======== 阅读材料
聚乙烯醇降解菌HK1菌株鑒定與降解特性

劉云柯 周云橫 陳少林

摘要 [目的]鑒定聚乙烯醇降解菌HK1并研究其降解特性。[方法]以一株能以聚乙烯醇為唯一碳源生長的細菌HK1為出發菌株，通過形態觀察和生理生化試驗對其進行鑒定，研究其對幾種實驗室常用抗生素的抗性，并通過搖瓶試驗研究其降解特性。[結果]經鑒定，該菌確定為解淀粉芽孢桿菌屬細菌，30 ℃、180 r/min搖床培養后，對培養基中PVA（1 g/L）的降解率達36.26%。HK1降解PVA的環境最優條件如下：溫度為30 ℃，底物濃度為1 g/L，pH 8.0，酵母粉添加量為2 g/L。[結論]研究結果為系統研究該菌株提供了參考。
================
======== 提供的信息
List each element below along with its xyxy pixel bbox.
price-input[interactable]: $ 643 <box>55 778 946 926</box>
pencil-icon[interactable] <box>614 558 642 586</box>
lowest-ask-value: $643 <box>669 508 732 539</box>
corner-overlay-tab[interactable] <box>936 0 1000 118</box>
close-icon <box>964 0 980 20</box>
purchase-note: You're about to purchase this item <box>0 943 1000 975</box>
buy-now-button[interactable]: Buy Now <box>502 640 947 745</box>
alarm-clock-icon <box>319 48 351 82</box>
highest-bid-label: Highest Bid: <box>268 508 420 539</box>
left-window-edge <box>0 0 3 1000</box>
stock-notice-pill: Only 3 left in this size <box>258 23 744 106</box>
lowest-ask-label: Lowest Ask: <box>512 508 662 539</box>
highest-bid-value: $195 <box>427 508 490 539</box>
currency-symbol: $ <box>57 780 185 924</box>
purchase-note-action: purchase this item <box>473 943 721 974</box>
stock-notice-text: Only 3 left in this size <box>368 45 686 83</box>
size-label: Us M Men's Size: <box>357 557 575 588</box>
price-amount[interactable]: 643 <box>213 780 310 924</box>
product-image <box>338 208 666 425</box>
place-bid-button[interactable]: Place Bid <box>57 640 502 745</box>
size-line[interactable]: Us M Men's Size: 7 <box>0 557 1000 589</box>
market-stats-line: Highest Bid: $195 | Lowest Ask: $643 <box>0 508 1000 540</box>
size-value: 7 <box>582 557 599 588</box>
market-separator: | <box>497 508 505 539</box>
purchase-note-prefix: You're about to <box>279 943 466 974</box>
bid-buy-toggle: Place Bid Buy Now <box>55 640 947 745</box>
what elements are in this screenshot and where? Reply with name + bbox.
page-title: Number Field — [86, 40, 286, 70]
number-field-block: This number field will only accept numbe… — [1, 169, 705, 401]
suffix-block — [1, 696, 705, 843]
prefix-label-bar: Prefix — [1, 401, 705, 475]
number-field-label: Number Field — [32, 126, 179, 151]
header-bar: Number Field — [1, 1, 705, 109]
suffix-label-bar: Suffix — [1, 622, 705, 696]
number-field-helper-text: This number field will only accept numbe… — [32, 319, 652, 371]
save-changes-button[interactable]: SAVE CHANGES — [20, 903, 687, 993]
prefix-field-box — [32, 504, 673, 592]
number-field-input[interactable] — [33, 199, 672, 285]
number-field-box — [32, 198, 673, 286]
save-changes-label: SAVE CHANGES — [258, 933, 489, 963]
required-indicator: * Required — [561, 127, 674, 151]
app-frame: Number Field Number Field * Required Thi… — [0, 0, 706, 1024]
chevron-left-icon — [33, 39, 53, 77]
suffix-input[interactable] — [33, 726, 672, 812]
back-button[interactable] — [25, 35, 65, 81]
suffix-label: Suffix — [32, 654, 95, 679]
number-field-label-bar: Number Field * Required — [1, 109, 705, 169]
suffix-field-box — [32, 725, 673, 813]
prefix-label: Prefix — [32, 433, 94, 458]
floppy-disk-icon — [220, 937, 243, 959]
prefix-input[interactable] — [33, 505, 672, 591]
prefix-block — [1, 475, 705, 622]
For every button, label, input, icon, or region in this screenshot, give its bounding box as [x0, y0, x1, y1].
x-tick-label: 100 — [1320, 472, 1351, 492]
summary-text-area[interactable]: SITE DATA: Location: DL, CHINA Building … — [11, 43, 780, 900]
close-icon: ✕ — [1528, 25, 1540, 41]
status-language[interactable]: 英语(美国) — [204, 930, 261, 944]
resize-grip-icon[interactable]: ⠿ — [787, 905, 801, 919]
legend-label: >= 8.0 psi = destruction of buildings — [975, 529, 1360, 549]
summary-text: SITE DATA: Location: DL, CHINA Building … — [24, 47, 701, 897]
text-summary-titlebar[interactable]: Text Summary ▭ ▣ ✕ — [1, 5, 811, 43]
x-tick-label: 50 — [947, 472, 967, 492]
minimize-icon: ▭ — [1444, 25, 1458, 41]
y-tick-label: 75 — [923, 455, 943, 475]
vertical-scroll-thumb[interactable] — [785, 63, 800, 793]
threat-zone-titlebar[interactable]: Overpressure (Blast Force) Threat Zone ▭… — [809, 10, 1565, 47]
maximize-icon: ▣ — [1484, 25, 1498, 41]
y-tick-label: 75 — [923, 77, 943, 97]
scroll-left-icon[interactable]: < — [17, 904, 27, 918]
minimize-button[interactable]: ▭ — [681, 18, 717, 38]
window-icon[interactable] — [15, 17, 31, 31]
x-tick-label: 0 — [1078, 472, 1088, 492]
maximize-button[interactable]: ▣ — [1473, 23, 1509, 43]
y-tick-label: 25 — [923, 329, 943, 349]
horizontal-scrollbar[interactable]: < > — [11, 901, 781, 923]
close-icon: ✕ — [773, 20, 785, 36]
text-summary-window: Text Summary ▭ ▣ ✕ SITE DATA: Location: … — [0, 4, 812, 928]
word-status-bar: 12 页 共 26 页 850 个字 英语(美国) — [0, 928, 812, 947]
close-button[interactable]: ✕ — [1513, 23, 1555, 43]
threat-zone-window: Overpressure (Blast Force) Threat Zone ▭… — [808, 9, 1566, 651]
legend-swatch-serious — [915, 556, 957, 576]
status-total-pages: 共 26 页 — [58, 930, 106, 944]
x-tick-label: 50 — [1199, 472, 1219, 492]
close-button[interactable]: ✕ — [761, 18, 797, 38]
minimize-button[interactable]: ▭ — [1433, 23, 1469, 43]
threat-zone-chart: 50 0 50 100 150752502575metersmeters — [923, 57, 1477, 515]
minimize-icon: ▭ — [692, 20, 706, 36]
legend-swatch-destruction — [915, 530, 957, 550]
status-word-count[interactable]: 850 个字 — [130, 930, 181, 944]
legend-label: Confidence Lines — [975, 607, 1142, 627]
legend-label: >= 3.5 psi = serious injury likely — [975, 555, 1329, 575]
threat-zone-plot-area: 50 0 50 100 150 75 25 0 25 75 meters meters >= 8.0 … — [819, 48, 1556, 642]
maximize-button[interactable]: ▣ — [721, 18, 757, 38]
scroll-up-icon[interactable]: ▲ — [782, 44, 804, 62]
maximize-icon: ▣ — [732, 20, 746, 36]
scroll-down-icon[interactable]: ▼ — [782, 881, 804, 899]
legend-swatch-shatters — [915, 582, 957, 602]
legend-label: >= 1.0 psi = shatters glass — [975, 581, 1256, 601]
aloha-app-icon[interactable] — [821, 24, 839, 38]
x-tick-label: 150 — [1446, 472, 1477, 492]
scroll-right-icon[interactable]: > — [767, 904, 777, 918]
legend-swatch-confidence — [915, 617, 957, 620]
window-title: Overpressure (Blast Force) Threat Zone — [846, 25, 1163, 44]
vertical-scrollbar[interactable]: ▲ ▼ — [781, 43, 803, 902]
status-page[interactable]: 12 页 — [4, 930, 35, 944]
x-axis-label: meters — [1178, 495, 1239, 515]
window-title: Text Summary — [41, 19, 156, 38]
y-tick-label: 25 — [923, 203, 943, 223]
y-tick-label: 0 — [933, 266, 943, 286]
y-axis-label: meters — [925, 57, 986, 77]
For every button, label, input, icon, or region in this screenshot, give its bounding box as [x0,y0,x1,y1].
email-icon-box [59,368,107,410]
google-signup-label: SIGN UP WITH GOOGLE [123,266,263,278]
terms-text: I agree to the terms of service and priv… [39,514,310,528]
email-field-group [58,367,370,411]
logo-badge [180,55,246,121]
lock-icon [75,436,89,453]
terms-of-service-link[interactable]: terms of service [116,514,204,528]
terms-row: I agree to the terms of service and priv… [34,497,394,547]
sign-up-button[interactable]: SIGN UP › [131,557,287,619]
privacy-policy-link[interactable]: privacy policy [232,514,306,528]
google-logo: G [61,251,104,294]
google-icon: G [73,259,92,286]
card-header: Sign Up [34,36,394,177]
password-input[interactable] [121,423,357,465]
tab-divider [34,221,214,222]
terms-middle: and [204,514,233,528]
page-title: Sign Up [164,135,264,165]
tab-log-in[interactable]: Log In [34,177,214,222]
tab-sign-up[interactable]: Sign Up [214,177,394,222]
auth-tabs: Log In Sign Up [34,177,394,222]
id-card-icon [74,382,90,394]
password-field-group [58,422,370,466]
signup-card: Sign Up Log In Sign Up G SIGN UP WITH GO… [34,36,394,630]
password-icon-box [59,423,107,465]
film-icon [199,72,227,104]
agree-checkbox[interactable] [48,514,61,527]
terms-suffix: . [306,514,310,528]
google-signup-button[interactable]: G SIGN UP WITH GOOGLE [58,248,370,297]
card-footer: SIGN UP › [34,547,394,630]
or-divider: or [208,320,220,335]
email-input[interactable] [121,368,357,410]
================
*练习题*.
1 – 根据阅读材料，研究选用HK1作为出发菌株时依据的是该菌的哪一特点？请用一至三句话说明。
2 – 依据阅读材料回答下列问题：
(a) 研究考察了HK1对哪类物质的抗性？
(b) 在30 ℃、180 r/min摇床培养后，HK1对培养基中PVA（1 g/L）的降解率是多少？
(c) HK1降解PVA的最优pH和酵母粉添加量分别是多少？
3 – 把阅读材料中从“劉云柯 周云橫 陳少林”到“g/L，pH 8.0，酵母粉添加量為2 g/L。[結論]研究結果為系統研究該菌株提供了參考。”这一段原样抄写下来。
上面的列表另有出处。

*参考答案*.
1 – HK1能够以聚乙烯醇为唯一碳源生长，因此被选作出发菌株。

2 –
(a) 几种实验室常用抗生素。
(b) 36.26%。
(c) pH 8.0，酵母粉添加量为2 g/L。

3 –
劉云柯 周云橫 陳少林

摘要 [目的]鑒定聚乙烯醇降解菌HK1并研究其降解特性。[方法]以一株能以聚乙烯醇為唯一碳源生長的細菌HK1為出發菌株，通過形態觀察和生理生化試驗對其進行鑒定，研究其對幾種實驗室常用抗生素的抗性，并通過搖瓶試驗研究其降解特性。[結果]經鑒定，該菌確定為解淀粉芽孢桿菌屬細菌，30 ℃、180 r/min搖床培養后，對培養基中PVA（1 g/L）的降解率達36.26%。HK1降解PVA的環境最優條件如下：溫度為30 ℃，底物濃度為1 g/L，pH 8.0，酵母粉添加量為2 g/L。[結論]研究結果為系統研究該菌株提供了參考。